* Stated exercise *
Where a line of the listing below includes the word "screenshot", reproduce that line.

* Task input *
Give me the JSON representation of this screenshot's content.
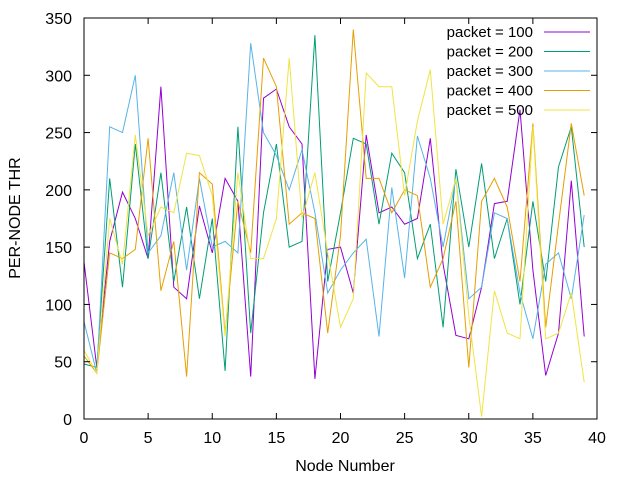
{
  "chart_data": {
    "type": "line",
    "xlabel": "Node Number",
    "ylabel": "PER-NODE THR",
    "xlim": [
      0,
      40
    ],
    "ylim": [
      0,
      350
    ],
    "xticks": [
      0,
      5,
      10,
      15,
      20,
      25,
      30,
      35,
      40
    ],
    "yticks": [
      0,
      50,
      100,
      150,
      200,
      250,
      300,
      350
    ],
    "grid": false,
    "legend_position": "top-right",
    "x": [
      0,
      1,
      2,
      3,
      4,
      5,
      6,
      7,
      8,
      9,
      10,
      11,
      12,
      13,
      14,
      15,
      16,
      17,
      18,
      19,
      20,
      21,
      22,
      23,
      24,
      25,
      26,
      27,
      28,
      29,
      30,
      31,
      32,
      33,
      34,
      35,
      36,
      37,
      38,
      39
    ],
    "series": [
      {
        "name": "packet = 100",
        "color": "#9400d3",
        "values": [
          137,
          45,
          155,
          198,
          175,
          140,
          290,
          115,
          105,
          186,
          145,
          210,
          190,
          37,
          280,
          288,
          255,
          240,
          35,
          148,
          150,
          110,
          248,
          180,
          185,
          170,
          175,
          245,
          135,
          73,
          70,
          115,
          188,
          190,
          270,
          130,
          38,
          75,
          208,
          72
        ]
      },
      {
        "name": "packet = 200",
        "color": "#009e73",
        "values": [
          48,
          45,
          210,
          115,
          240,
          140,
          215,
          120,
          185,
          105,
          175,
          42,
          255,
          75,
          180,
          240,
          150,
          155,
          335,
          120,
          180,
          245,
          240,
          170,
          232,
          215,
          140,
          170,
          80,
          218,
          150,
          223,
          140,
          175,
          100,
          190,
          120,
          220,
          255,
          150
        ]
      },
      {
        "name": "packet = 300",
        "color": "#56b4e9",
        "values": [
          85,
          40,
          255,
          250,
          300,
          145,
          160,
          215,
          130,
          210,
          150,
          155,
          145,
          328,
          250,
          230,
          200,
          235,
          180,
          110,
          130,
          145,
          157,
          72,
          202,
          123,
          247,
          210,
          150,
          210,
          105,
          115,
          180,
          175,
          110,
          70,
          135,
          145,
          105,
          178
        ]
      },
      {
        "name": "packet = 400",
        "color": "#e69f00",
        "values": [
          55,
          40,
          145,
          140,
          148,
          245,
          112,
          155,
          37,
          215,
          205,
          75,
          190,
          145,
          315,
          290,
          170,
          180,
          175,
          75,
          160,
          340,
          210,
          210,
          180,
          200,
          195,
          115,
          140,
          190,
          45,
          190,
          210,
          185,
          120,
          258,
          80,
          170,
          258,
          195
        ]
      },
      {
        "name": "packet = 500",
        "color": "#f0e442",
        "values": [
          60,
          40,
          175,
          135,
          248,
          160,
          185,
          180,
          232,
          230,
          195,
          72,
          215,
          140,
          140,
          175,
          315,
          175,
          215,
          145,
          80,
          105,
          302,
          290,
          290,
          195,
          260,
          305,
          170,
          210,
          90,
          2,
          112,
          75,
          70,
          255,
          70,
          75,
          110,
          32
        ]
      }
    ]
  }
}
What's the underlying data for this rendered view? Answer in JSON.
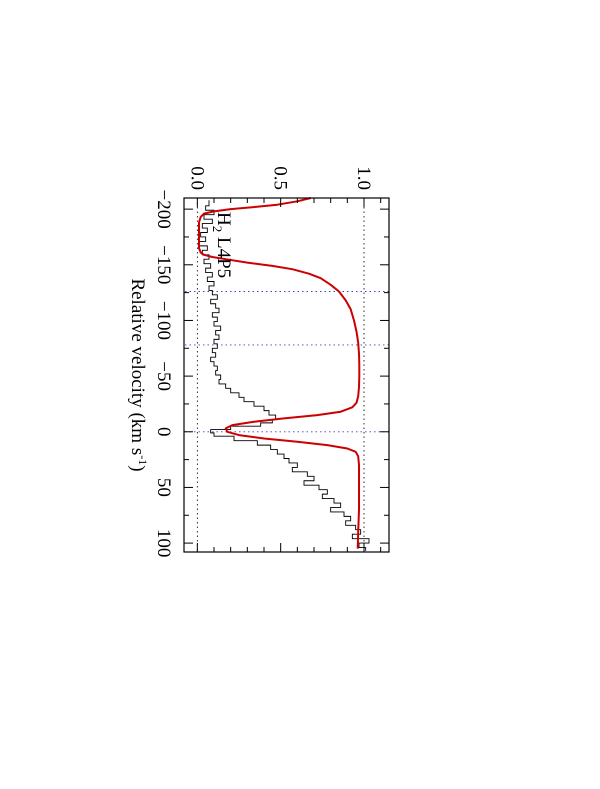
{
  "chart_data": {
    "type": "line",
    "title": "",
    "annotation": {
      "species": "H",
      "subscript": "2",
      "transition": " L4P5"
    },
    "xlabel": {
      "text": "Relative velocity (km s",
      "superscript": "-1",
      "close": ")"
    },
    "ylabel": "",
    "xlim": [
      -210,
      108
    ],
    "ylim": [
      -0.08,
      1.15
    ],
    "x_ticks": [
      -200,
      -150,
      -100,
      -50,
      0,
      50,
      100
    ],
    "x_tick_labels": [
      "−200",
      "−150",
      "−100",
      "−50",
      "0",
      "50",
      "100"
    ],
    "y_ticks": [
      0.0,
      0.5,
      1.0
    ],
    "y_tick_labels": [
      "0.0",
      "0.5",
      "1.0"
    ],
    "reference_lines_x": [
      -126,
      -78,
      0
    ],
    "reference_lines_y": [
      0.0,
      1.0
    ],
    "orientation": "rotated 90 degrees clockwise",
    "series": [
      {
        "style": "histogram",
        "color": "#000000",
        "points": [
          [
            -208,
            0.07
          ],
          [
            -203,
            0.05
          ],
          [
            -199,
            0.1
          ],
          [
            -195,
            0.04
          ],
          [
            -191,
            0.09
          ],
          [
            -187,
            0.03
          ],
          [
            -183,
            0.06
          ],
          [
            -179,
            0.02
          ],
          [
            -175,
            0.05
          ],
          [
            -171,
            0.01
          ],
          [
            -167,
            0.06
          ],
          [
            -163,
            0.03
          ],
          [
            -159,
            0.07
          ],
          [
            -155,
            0.04
          ],
          [
            -151,
            0.08
          ],
          [
            -147,
            0.05
          ],
          [
            -143,
            0.09
          ],
          [
            -139,
            0.06
          ],
          [
            -135,
            0.1
          ],
          [
            -131,
            0.07
          ],
          [
            -127,
            0.09
          ],
          [
            -123,
            0.12
          ],
          [
            -119,
            0.08
          ],
          [
            -115,
            0.11
          ],
          [
            -111,
            0.13
          ],
          [
            -107,
            0.09
          ],
          [
            -103,
            0.12
          ],
          [
            -99,
            0.1
          ],
          [
            -95,
            0.14
          ],
          [
            -91,
            0.11
          ],
          [
            -87,
            0.13
          ],
          [
            -83,
            0.1
          ],
          [
            -79,
            0.12
          ],
          [
            -75,
            0.09
          ],
          [
            -71,
            0.11
          ],
          [
            -67,
            0.08
          ],
          [
            -63,
            0.1
          ],
          [
            -59,
            0.12
          ],
          [
            -55,
            0.11
          ],
          [
            -51,
            0.14
          ],
          [
            -47,
            0.13
          ],
          [
            -43,
            0.17
          ],
          [
            -39,
            0.2
          ],
          [
            -35,
            0.25
          ],
          [
            -31,
            0.28
          ],
          [
            -27,
            0.34
          ],
          [
            -23,
            0.4
          ],
          [
            -19,
            0.43
          ],
          [
            -15,
            0.47
          ],
          [
            -11,
            0.45
          ],
          [
            -8,
            0.38
          ],
          [
            -5,
            0.2
          ],
          [
            -2,
            0.08
          ],
          [
            1,
            0.1
          ],
          [
            4,
            0.22
          ],
          [
            8,
            0.36
          ],
          [
            12,
            0.44
          ],
          [
            16,
            0.48
          ],
          [
            20,
            0.52
          ],
          [
            24,
            0.55
          ],
          [
            28,
            0.6
          ],
          [
            32,
            0.57
          ],
          [
            36,
            0.66
          ],
          [
            40,
            0.7
          ],
          [
            44,
            0.64
          ],
          [
            48,
            0.73
          ],
          [
            52,
            0.78
          ],
          [
            56,
            0.75
          ],
          [
            60,
            0.82
          ],
          [
            64,
            0.86
          ],
          [
            68,
            0.8
          ],
          [
            72,
            0.88
          ],
          [
            76,
            0.92
          ],
          [
            80,
            0.89
          ],
          [
            84,
            0.95
          ],
          [
            88,
            0.98
          ],
          [
            92,
            0.93
          ],
          [
            96,
            1.03
          ],
          [
            100,
            0.97
          ],
          [
            104,
            1.01
          ]
        ]
      },
      {
        "style": "model",
        "color": "#cc0000",
        "points": [
          [
            -210,
            0.68
          ],
          [
            -207,
            0.6
          ],
          [
            -204,
            0.48
          ],
          [
            -202,
            0.35
          ],
          [
            -200,
            0.2
          ],
          [
            -198,
            0.1
          ],
          [
            -196,
            0.04
          ],
          [
            -193,
            0.02
          ],
          [
            -188,
            0.01
          ],
          [
            -180,
            0.01
          ],
          [
            -170,
            0.01
          ],
          [
            -165,
            0.01
          ],
          [
            -161,
            0.02
          ],
          [
            -159,
            0.04
          ],
          [
            -157,
            0.09
          ],
          [
            -155,
            0.17
          ],
          [
            -152,
            0.3
          ],
          [
            -149,
            0.45
          ],
          [
            -146,
            0.57
          ],
          [
            -142,
            0.67
          ],
          [
            -138,
            0.74
          ],
          [
            -132,
            0.8
          ],
          [
            -126,
            0.85
          ],
          [
            -118,
            0.89
          ],
          [
            -110,
            0.92
          ],
          [
            -100,
            0.94
          ],
          [
            -90,
            0.955
          ],
          [
            -80,
            0.965
          ],
          [
            -70,
            0.97
          ],
          [
            -60,
            0.972
          ],
          [
            -50,
            0.972
          ],
          [
            -40,
            0.97
          ],
          [
            -32,
            0.965
          ],
          [
            -26,
            0.955
          ],
          [
            -22,
            0.93
          ],
          [
            -18,
            0.86
          ],
          [
            -15,
            0.72
          ],
          [
            -12,
            0.52
          ],
          [
            -9,
            0.34
          ],
          [
            -6,
            0.21
          ],
          [
            -3,
            0.17
          ],
          [
            0,
            0.18
          ],
          [
            3,
            0.25
          ],
          [
            6,
            0.4
          ],
          [
            9,
            0.6
          ],
          [
            12,
            0.78
          ],
          [
            15,
            0.9
          ],
          [
            18,
            0.95
          ],
          [
            22,
            0.965
          ],
          [
            30,
            0.97
          ],
          [
            50,
            0.97
          ],
          [
            70,
            0.97
          ],
          [
            90,
            0.965
          ],
          [
            105,
            0.962
          ]
        ]
      }
    ]
  }
}
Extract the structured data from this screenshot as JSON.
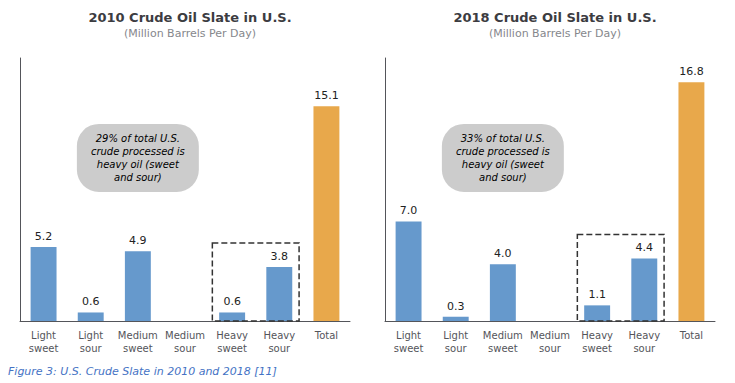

* Exercise output *
Give me the JSON representation of this screenshot's content.
Extract the structured data from this screenshot as JSON.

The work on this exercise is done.